- [Data lines]:
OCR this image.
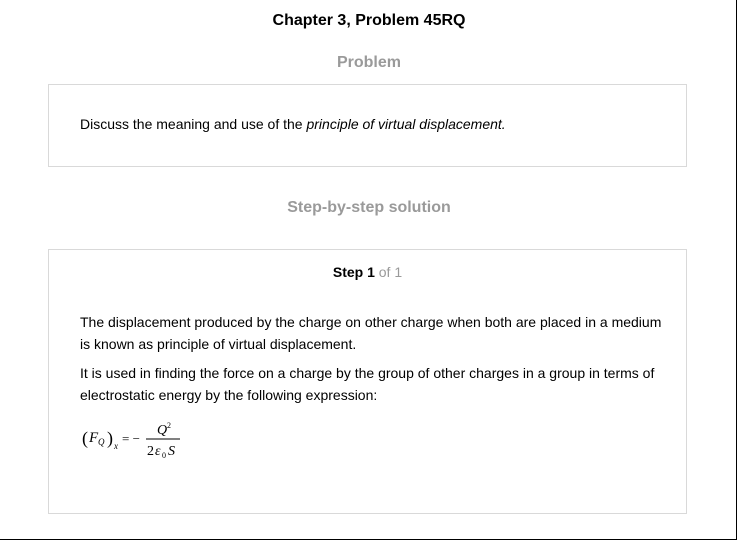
Chapter 3, Problem 45RQ
Problem
Discuss the meaning and use of the principle of virtual displacement.
Step-by-step solution
Step 1 of 1
The displacement produced by the charge on other charge when both are placed in a medium is known as principle of virtual displacement.
It is used in finding the force on a charge by the group of other charges in a group in terms of electrostatic energy by the following expression:
( F Q ) x = −
Q 2
2 ε 0 S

- [Problem details]:
Copy all lines from the material that contain "virtual".

- [Exercise result]:
Discuss the meaning and use of the principle of virtual displacement.
The displacement produced by the charge on other charge when both are placed in a medium is known as principle of virtual displacement.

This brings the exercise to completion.